Exercise task:
Each entry below should be echoed exactly, with pictures omitted.

** START OF Material provided **

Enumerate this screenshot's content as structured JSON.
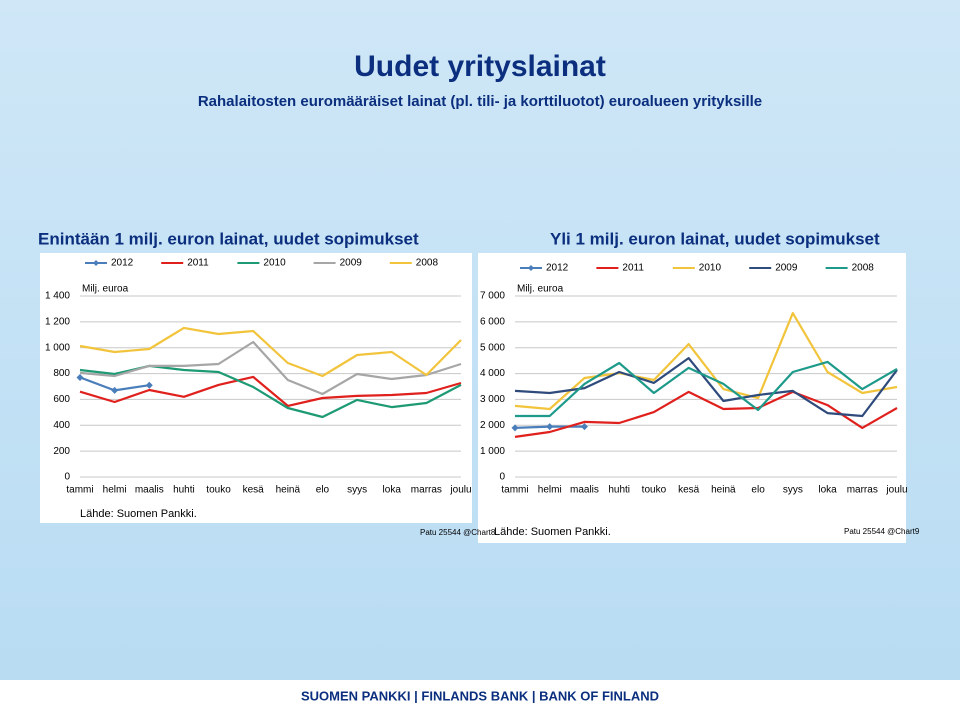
{
  "title": "Uudet yrityslainat",
  "subtitle": "Rahalaitosten euromääräiset lainat (pl. tili- ja korttiluotot) euroalueen yrityksille",
  "footer": "SUOMEN PANKKI | FINLANDS BANK | BANK OF FINLAND",
  "chart_data": [
    {
      "type": "line",
      "title": "Enintään 1 milj. euron lainat, uudet sopimukset",
      "y_label": "Milj. euroa",
      "source": "Lähde: Suomen Pankki.",
      "note": "Patu 25544 @Chart8",
      "categories": [
        "tammi",
        "helmi",
        "maalis",
        "huhti",
        "touko",
        "kesä",
        "heinä",
        "elo",
        "syys",
        "loka",
        "marras",
        "joulu"
      ],
      "series": [
        {
          "name": "2012",
          "color": "#4a7ebb",
          "marker": "diamond",
          "values": [
            770,
            670,
            710,
            null,
            null,
            null,
            null,
            null,
            null,
            null,
            null,
            null
          ]
        },
        {
          "name": "2011",
          "color": "#e0201c",
          "values": [
            660,
            580,
            673,
            620,
            712,
            774,
            550,
            611,
            627,
            634,
            650,
            727
          ]
        },
        {
          "name": "2010",
          "color": "#1d9a74",
          "values": [
            828,
            797,
            859,
            828,
            812,
            696,
            534,
            464,
            596,
            541,
            572,
            712
          ]
        },
        {
          "name": "2009",
          "color": "#a6a6a6",
          "values": [
            805,
            781,
            859,
            859,
            874,
            1044,
            750,
            642,
            797,
            758,
            789,
            874
          ]
        },
        {
          "name": "2008",
          "color": "#f2c43c",
          "values": [
            1013,
            967,
            990,
            1153,
            1106,
            1129,
            882,
            781,
            944,
            967,
            789,
            1060
          ]
        }
      ],
      "ylim": [
        0,
        1400
      ],
      "yticks": [
        0,
        200,
        400,
        600,
        800,
        {
          "value": 1000,
          "label": "1 000"
        },
        {
          "value": 1200,
          "label": "1 200"
        },
        {
          "value": 1400,
          "label": "1 400"
        }
      ],
      "grid": true,
      "legend": "top"
    },
    {
      "type": "line",
      "title": "Yli 1 milj. euron lainat, uudet sopimukset",
      "y_label": "Milj. euroa",
      "source": "Lähde: Suomen Pankki.",
      "note": "Patu 25544 @Chart9",
      "categories": [
        "tammi",
        "helmi",
        "maalis",
        "huhti",
        "touko",
        "kesä",
        "heinä",
        "elo",
        "syys",
        "loka",
        "marras",
        "joulu"
      ],
      "series": [
        {
          "name": "2012",
          "color": "#4a7ebb",
          "marker": "diamond",
          "values": [
            1900,
            1950,
            1950,
            null,
            null,
            null,
            null,
            null,
            null,
            null,
            null,
            null
          ]
        },
        {
          "name": "2011",
          "color": "#e0201c",
          "values": [
            1550,
            1740,
            2130,
            2090,
            2510,
            3290,
            2630,
            2670,
            3290,
            2780,
            1900,
            2670
          ]
        },
        {
          "name": "2010",
          "color": "#f2c43c",
          "values": [
            2750,
            2630,
            3830,
            4020,
            3750,
            5140,
            3400,
            3050,
            6340,
            4060,
            3250,
            3480
          ]
        },
        {
          "name": "2009",
          "color": "#2f4b7c",
          "values": [
            3330,
            3250,
            3440,
            4060,
            3640,
            4600,
            2940,
            3170,
            3330,
            2470,
            2360,
            4140
          ]
        },
        {
          "name": "2008",
          "color": "#1d9a8a",
          "values": [
            2360,
            2360,
            3600,
            4410,
            3250,
            4220,
            3600,
            2590,
            4060,
            4450,
            3400,
            4180
          ]
        }
      ],
      "ylim": [
        0,
        7000
      ],
      "yticks": [
        0,
        {
          "value": 1000,
          "label": "1 000"
        },
        {
          "value": 2000,
          "label": "2 000"
        },
        {
          "value": 3000,
          "label": "3 000"
        },
        {
          "value": 4000,
          "label": "4 000"
        },
        {
          "value": 5000,
          "label": "5 000"
        },
        {
          "value": 6000,
          "label": "6 000"
        },
        {
          "value": 7000,
          "label": "7 000"
        }
      ],
      "grid": true,
      "legend": "top"
    }
  ]
}
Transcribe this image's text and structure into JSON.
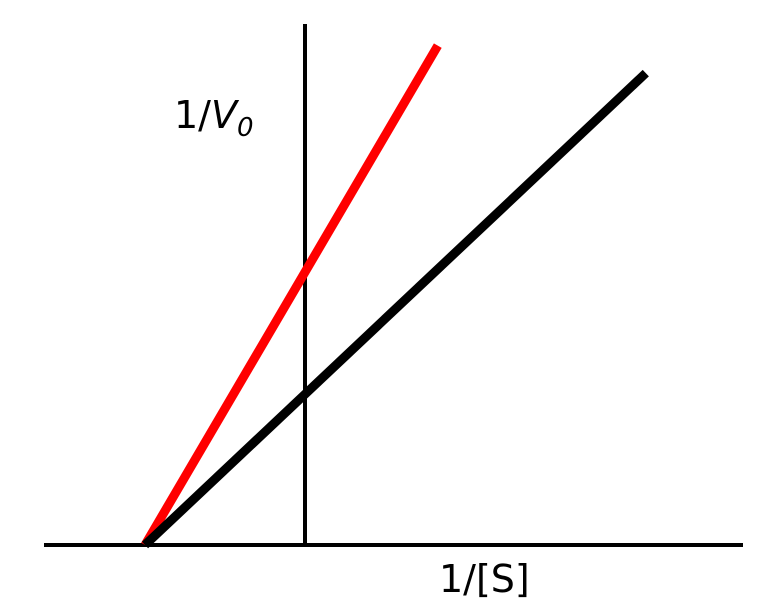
{
  "chart_data": {
    "type": "line",
    "title": "",
    "xlabel": "1/[S]",
    "ylabel": {
      "prefix": "1/",
      "variable": "V",
      "subscript": "0"
    },
    "xlim": [
      -1.0,
      2.13
    ],
    "ylim": [
      0,
      4.79
    ],
    "series": [
      {
        "color": "#ff0000",
        "x": [
          -1.0,
          0.83
        ],
        "y": [
          0,
          4.54
        ]
      },
      {
        "color": "#000000",
        "x": [
          -1.0,
          2.13
        ],
        "y": [
          0,
          4.29
        ]
      }
    ]
  }
}
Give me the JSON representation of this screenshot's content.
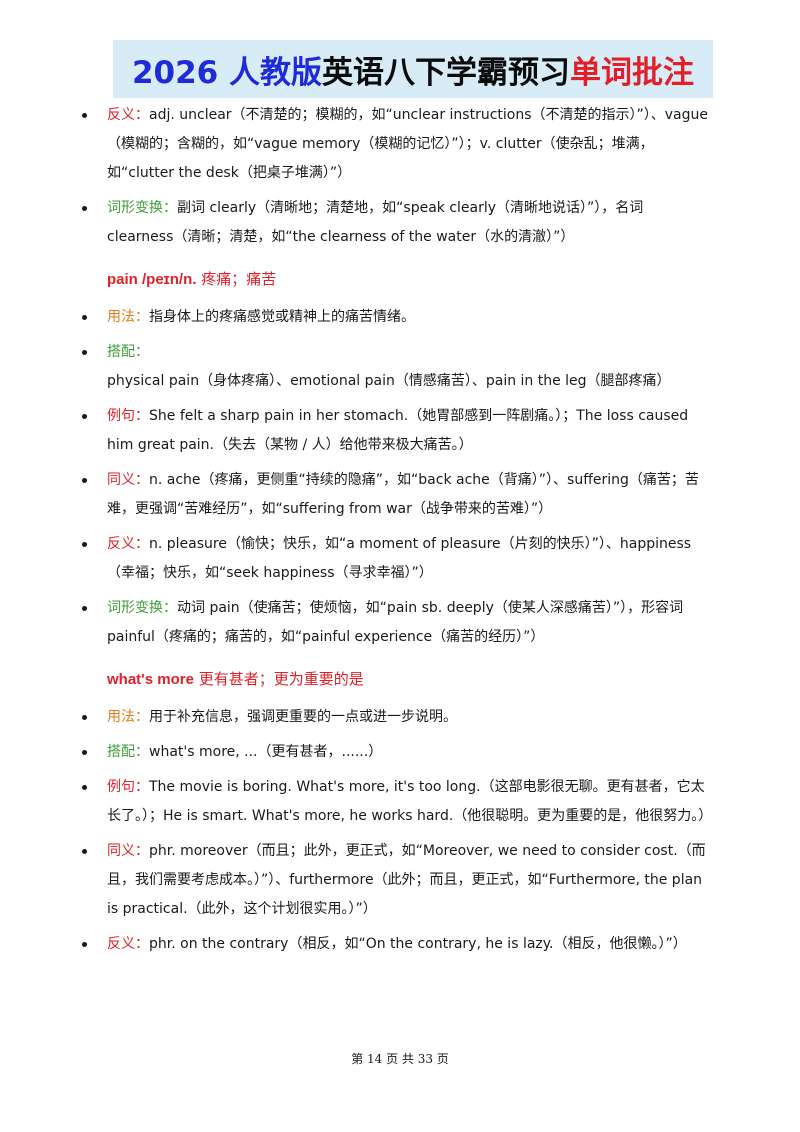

** END OF Material provided **

Exercise response:
Enumerate this screenshot's content as structured JSON.
{
  "title": "Uudet yrityslainat",
  "subtitle": "Rahalaitosten euromääräiset lainat (pl. tili- ja korttiluotot) euroalueen yrityksille",
  "footer": "SUOMEN PANKKI | FINLANDS BANK | BANK OF FINLAND",
  "chart_data": [
    {
      "type": "line",
      "title": "Enintään 1 milj. euron lainat, uudet sopimukset",
      "y_label": "Milj. euroa",
      "source": "Lähde: Suomen Pankki.",
      "note": "Patu 25544 @Chart8",
      "categories": [
        "tammi",
        "helmi",
        "maalis",
        "huhti",
        "touko",
        "kesä",
        "heinä",
        "elo",
        "syys",
        "loka",
        "marras",
        "joulu"
      ],
      "series": [
        {
          "name": "2012",
          "color": "#4a7ebb",
          "marker": "diamond",
          "values": [
            770,
            670,
            710,
            null,
            null,
            null,
            null,
            null,
            null,
            null,
            null,
            null
          ]
        },
        {
          "name": "2011",
          "color": "#e0201c",
          "values": [
            660,
            580,
            673,
            620,
            712,
            774,
            550,
            611,
            627,
            634,
            650,
            727
          ]
        },
        {
          "name": "2010",
          "color": "#1d9a74",
          "values": [
            828,
            797,
            859,
            828,
            812,
            696,
            534,
            464,
            596,
            541,
            572,
            712
          ]
        },
        {
          "name": "2009",
          "color": "#a6a6a6",
          "values": [
            805,
            781,
            859,
            859,
            874,
            1044,
            750,
            642,
            797,
            758,
            789,
            874
          ]
        },
        {
          "name": "2008",
          "color": "#f2c43c",
          "values": [
            1013,
            967,
            990,
            1153,
            1106,
            1129,
            882,
            781,
            944,
            967,
            789,
            1060
          ]
        }
      ],
      "ylim": [
        0,
        1400
      ],
      "yticks": [
        0,
        200,
        400,
        600,
        800,
        {
          "value": 1000,
          "label": "1 000"
        },
        {
          "value": 1200,
          "label": "1 200"
        },
        {
          "value": 1400,
          "label": "1 400"
        }
      ],
      "grid": true,
      "legend": "top"
    },
    {
      "type": "line",
      "title": "Yli 1 milj. euron lainat, uudet sopimukset",
      "y_label": "Milj. euroa",
      "source": "Lähde: Suomen Pankki.",
      "note": "Patu 25544 @Chart9",
      "categories": [
        "tammi",
        "helmi",
        "maalis",
        "huhti",
        "touko",
        "kesä",
        "heinä",
        "elo",
        "syys",
        "loka",
        "marras",
        "joulu"
      ],
      "series": [
        {
          "name": "2012",
          "color": "#4a7ebb",
          "marker": "diamond",
          "values": [
            1900,
            1950,
            1950,
            null,
            null,
            null,
            null,
            null,
            null,
            null,
            null,
            null
          ]
        },
        {
          "name": "2011",
          "color": "#e0201c",
          "values": [
            1550,
            1740,
            2130,
            2090,
            2510,
            3290,
            2630,
            2670,
            3290,
            2780,
            1900,
            2670
          ]
        },
        {
          "name": "2010",
          "color": "#f2c43c",
          "values": [
            2750,
            2630,
            3830,
            4020,
            3750,
            5140,
            3400,
            3050,
            6340,
            4060,
            3250,
            3480
          ]
        },
        {
          "name": "2009",
          "color": "#2f4b7c",
          "values": [
            3330,
            3250,
            3440,
            4060,
            3640,
            4600,
            2940,
            3170,
            3330,
            2470,
            2360,
            4140
          ]
        },
        {
          "name": "2008",
          "color": "#1d9a8a",
          "values": [
            2360,
            2360,
            3600,
            4410,
            3250,
            4220,
            3600,
            2590,
            4060,
            4450,
            3400,
            4180
          ]
        }
      ],
      "ylim": [
        0,
        7000
      ],
      "yticks": [
        0,
        {
          "value": 1000,
          "label": "1 000"
        },
        {
          "value": 2000,
          "label": "2 000"
        },
        {
          "value": 3000,
          "label": "3 000"
        },
        {
          "value": 4000,
          "label": "4 000"
        },
        {
          "value": 5000,
          "label": "5 000"
        },
        {
          "value": 6000,
          "label": "6 000"
        },
        {
          "value": 7000,
          "label": "7 000"
        }
      ],
      "grid": true,
      "legend": "top"
    }
  ]
}
Transcribe this image's text and structure into JSON.
{
  "chart_data": {
    "type": "line",
    "title": "",
    "xlabel": "1/[S]",
    "ylabel": {
      "prefix": "1/",
      "variable": "V",
      "subscript": "0"
    },
    "xlim": [
      -1.0,
      2.13
    ],
    "ylim": [
      0,
      4.79
    ],
    "series": [
      {
        "color": "#ff0000",
        "x": [
          -1.0,
          0.83
        ],
        "y": [
          0,
          4.54
        ]
      },
      {
        "color": "#000000",
        "x": [
          -1.0,
          2.13
        ],
        "y": [
          0,
          4.29
        ]
      }
    ]
  }
}
Give me the JSON representation of this screenshot's content.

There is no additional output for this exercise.